_Task goal_
All entries below are to be set down again, identical to the source.

_Data in this exercise_
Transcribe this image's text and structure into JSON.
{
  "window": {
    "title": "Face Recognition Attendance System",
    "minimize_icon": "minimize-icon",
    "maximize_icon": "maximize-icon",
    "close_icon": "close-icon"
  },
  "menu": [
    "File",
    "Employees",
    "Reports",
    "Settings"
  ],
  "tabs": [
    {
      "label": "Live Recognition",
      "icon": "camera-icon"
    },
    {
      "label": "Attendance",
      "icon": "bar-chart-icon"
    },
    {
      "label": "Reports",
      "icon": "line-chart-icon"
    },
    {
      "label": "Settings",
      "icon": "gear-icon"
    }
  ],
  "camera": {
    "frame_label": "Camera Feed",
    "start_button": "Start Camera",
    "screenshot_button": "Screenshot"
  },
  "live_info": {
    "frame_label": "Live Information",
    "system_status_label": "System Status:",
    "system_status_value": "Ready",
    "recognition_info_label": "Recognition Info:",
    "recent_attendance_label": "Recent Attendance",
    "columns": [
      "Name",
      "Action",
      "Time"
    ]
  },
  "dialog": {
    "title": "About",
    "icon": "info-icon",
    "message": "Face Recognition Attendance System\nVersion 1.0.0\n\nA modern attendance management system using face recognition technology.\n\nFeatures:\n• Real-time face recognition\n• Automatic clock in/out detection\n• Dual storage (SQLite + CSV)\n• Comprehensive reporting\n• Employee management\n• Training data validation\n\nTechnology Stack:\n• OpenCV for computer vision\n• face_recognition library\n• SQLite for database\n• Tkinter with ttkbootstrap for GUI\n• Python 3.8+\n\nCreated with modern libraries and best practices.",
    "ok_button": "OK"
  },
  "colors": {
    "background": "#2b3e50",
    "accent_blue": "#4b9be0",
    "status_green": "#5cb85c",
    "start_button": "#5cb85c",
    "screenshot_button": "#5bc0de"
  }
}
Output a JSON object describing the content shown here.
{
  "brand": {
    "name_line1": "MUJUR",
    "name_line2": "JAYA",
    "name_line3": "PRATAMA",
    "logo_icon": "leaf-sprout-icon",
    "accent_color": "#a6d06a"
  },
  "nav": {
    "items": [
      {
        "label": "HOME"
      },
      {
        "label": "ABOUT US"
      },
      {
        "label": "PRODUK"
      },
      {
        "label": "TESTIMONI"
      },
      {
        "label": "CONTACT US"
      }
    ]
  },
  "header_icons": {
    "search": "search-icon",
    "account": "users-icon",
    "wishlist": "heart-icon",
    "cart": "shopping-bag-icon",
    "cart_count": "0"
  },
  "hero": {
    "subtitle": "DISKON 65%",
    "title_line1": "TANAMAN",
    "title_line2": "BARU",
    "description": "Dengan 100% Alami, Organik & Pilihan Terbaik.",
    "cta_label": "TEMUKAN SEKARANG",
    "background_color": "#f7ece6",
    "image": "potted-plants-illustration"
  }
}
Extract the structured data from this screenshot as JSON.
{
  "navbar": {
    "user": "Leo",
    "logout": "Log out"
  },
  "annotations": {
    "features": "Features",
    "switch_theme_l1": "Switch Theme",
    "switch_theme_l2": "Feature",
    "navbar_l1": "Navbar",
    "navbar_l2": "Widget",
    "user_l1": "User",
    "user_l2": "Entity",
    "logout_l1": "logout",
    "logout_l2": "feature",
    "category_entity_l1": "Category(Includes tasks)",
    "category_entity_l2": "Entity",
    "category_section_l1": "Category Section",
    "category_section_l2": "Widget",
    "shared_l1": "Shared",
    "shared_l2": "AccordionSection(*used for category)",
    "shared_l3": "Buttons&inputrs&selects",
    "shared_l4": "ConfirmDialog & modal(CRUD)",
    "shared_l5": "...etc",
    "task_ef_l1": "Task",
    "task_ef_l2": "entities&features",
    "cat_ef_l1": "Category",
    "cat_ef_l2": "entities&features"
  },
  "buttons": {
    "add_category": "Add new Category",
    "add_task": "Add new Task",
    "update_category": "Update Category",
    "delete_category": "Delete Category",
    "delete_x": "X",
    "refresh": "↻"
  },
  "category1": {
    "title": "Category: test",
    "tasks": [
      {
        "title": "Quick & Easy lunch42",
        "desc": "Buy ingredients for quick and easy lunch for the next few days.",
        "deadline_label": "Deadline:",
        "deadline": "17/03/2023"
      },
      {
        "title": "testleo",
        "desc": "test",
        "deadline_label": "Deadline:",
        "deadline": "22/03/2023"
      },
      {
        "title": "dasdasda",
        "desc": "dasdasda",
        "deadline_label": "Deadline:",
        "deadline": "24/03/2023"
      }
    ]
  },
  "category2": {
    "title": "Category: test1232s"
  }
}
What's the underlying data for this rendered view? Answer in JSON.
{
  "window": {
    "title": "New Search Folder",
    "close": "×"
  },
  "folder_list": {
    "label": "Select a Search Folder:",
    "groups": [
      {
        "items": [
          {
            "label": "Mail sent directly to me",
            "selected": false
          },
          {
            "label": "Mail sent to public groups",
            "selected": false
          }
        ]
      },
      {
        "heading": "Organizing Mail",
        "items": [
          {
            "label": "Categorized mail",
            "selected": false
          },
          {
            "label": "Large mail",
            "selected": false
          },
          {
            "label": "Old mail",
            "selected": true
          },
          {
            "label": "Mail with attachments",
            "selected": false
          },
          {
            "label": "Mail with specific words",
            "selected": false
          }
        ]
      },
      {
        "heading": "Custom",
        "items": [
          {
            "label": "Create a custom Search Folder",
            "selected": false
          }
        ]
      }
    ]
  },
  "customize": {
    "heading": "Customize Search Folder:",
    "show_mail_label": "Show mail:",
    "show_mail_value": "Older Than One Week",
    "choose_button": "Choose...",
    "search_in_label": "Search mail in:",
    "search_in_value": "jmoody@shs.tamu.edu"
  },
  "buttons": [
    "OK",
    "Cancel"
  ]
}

_Task result_
Transcribe this image's text and structure into JSON.
{
  "window": {
    "title": "Face Recognition Attendance System",
    "minimize_icon": "minimize-icon",
    "maximize_icon": "maximize-icon",
    "close_icon": "close-icon"
  },
  "menu": [
    "File",
    "Employees",
    "Reports",
    "Settings"
  ],
  "tabs": [
    {
      "label": "Live Recognition",
      "icon": "camera-icon"
    },
    {
      "label": "Attendance",
      "icon": "bar-chart-icon"
    },
    {
      "label": "Reports",
      "icon": "line-chart-icon"
    },
    {
      "label": "Settings",
      "icon": "gear-icon"
    }
  ],
  "camera": {
    "frame_label": "Camera Feed",
    "start_button": "Start Camera",
    "screenshot_button": "Screenshot"
  },
  "live_info": {
    "frame_label": "Live Information",
    "system_status_label": "System Status:",
    "system_status_value": "Ready",
    "recognition_info_label": "Recognition Info:",
    "recent_attendance_label": "Recent Attendance",
    "columns": [
      "Name",
      "Action",
      "Time"
    ]
  },
  "dialog": {
    "title": "About",
    "icon": "info-icon",
    "message": "Face Recognition Attendance System\nVersion 1.0.0\n\nA modern attendance management system using face recognition technology.\n\nFeatures:\n• Real-time face recognition\n• Automatic clock in/out detection\n• Dual storage (SQLite + CSV)\n• Comprehensive reporting\n• Employee management\n• Training data validation\n\nTechnology Stack:\n• OpenCV for computer vision\n• face_recognition library\n• SQLite for database\n• Tkinter with ttkbootstrap for GUI\n• Python 3.8+\n\nCreated with modern libraries and best practices.",
    "ok_button": "OK"
  },
  "colors": {
    "background": "#2b3e50",
    "accent_blue": "#4b9be0",
    "status_green": "#5cb85c",
    "start_button": "#5cb85c",
    "screenshot_button": "#5bc0de"
  }
}
Output a JSON object describing the content shown here.
{
  "brand": {
    "name_line1": "MUJUR",
    "name_line2": "JAYA",
    "name_line3": "PRATAMA",
    "logo_icon": "leaf-sprout-icon",
    "accent_color": "#a6d06a"
  },
  "nav": {
    "items": [
      {
        "label": "HOME"
      },
      {
        "label": "ABOUT US"
      },
      {
        "label": "PRODUK"
      },
      {
        "label": "TESTIMONI"
      },
      {
        "label": "CONTACT US"
      }
    ]
  },
  "header_icons": {
    "search": "search-icon",
    "account": "users-icon",
    "wishlist": "heart-icon",
    "cart": "shopping-bag-icon",
    "cart_count": "0"
  },
  "hero": {
    "subtitle": "DISKON 65%",
    "title_line1": "TANAMAN",
    "title_line2": "BARU",
    "description": "Dengan 100% Alami, Organik & Pilihan Terbaik.",
    "cta_label": "TEMUKAN SEKARANG",
    "background_color": "#f7ece6",
    "image": "potted-plants-illustration"
  }
}
Extract the structured data from this screenshot as JSON.
{
  "navbar": {
    "user": "Leo",
    "logout": "Log out"
  },
  "annotations": {
    "features": "Features",
    "switch_theme_l1": "Switch Theme",
    "switch_theme_l2": "Feature",
    "navbar_l1": "Navbar",
    "navbar_l2": "Widget",
    "user_l1": "User",
    "user_l2": "Entity",
    "logout_l1": "logout",
    "logout_l2": "feature",
    "category_entity_l1": "Category(Includes tasks)",
    "category_entity_l2": "Entity",
    "category_section_l1": "Category Section",
    "category_section_l2": "Widget",
    "shared_l1": "Shared",
    "shared_l2": "AccordionSection(*used for category)",
    "shared_l3": "Buttons&inputrs&selects",
    "shared_l4": "ConfirmDialog & modal(CRUD)",
    "shared_l5": "...etc",
    "task_ef_l1": "Task",
    "task_ef_l2": "entities&features",
    "cat_ef_l1": "Category",
    "cat_ef_l2": "entities&features"
  },
  "buttons": {
    "add_category": "Add new Category",
    "add_task": "Add new Task",
    "update_category": "Update Category",
    "delete_category": "Delete Category",
    "delete_x": "X",
    "refresh": "↻"
  },
  "category1": {
    "title": "Category: test",
    "tasks": [
      {
        "title": "Quick & Easy lunch42",
        "desc": "Buy ingredients for quick and easy lunch for the next few days.",
        "deadline_label": "Deadline:",
        "deadline": "17/03/2023"
      },
      {
        "title": "testleo",
        "desc": "test",
        "deadline_label": "Deadline:",
        "deadline": "22/03/2023"
      },
      {
        "title": "dasdasda",
        "desc": "dasdasda",
        "deadline_label": "Deadline:",
        "deadline": "24/03/2023"
      }
    ]
  },
  "category2": {
    "title": "Category: test1232s"
  }
}
What's the underlying data for this rendered view? Answer in JSON.
{
  "window": {
    "title": "New Search Folder",
    "close": "×"
  },
  "folder_list": {
    "label": "Select a Search Folder:",
    "groups": [
      {
        "items": [
          {
            "label": "Mail sent directly to me",
            "selected": false
          },
          {
            "label": "Mail sent to public groups",
            "selected": false
          }
        ]
      },
      {
        "heading": "Organizing Mail",
        "items": [
          {
            "label": "Categorized mail",
            "selected": false
          },
          {
            "label": "Large mail",
            "selected": false
          },
          {
            "label": "Old mail",
            "selected": true
          },
          {
            "label": "Mail with attachments",
            "selected": false
          },
          {
            "label": "Mail with specific words",
            "selected": false
          }
        ]
      },
      {
        "heading": "Custom",
        "items": [
          {
            "label": "Create a custom Search Folder",
            "selected": false
          }
        ]
      }
    ]
  },
  "customize": {
    "heading": "Customize Search Folder:",
    "show_mail_label": "Show mail:",
    "show_mail_value": "Older Than One Week",
    "choose_button": "Choose...",
    "search_in_label": "Search mail in:",
    "search_in_value": "jmoody@shs.tamu.edu"
  },
  "buttons": [
    "OK",
    "Cancel"
  ]
}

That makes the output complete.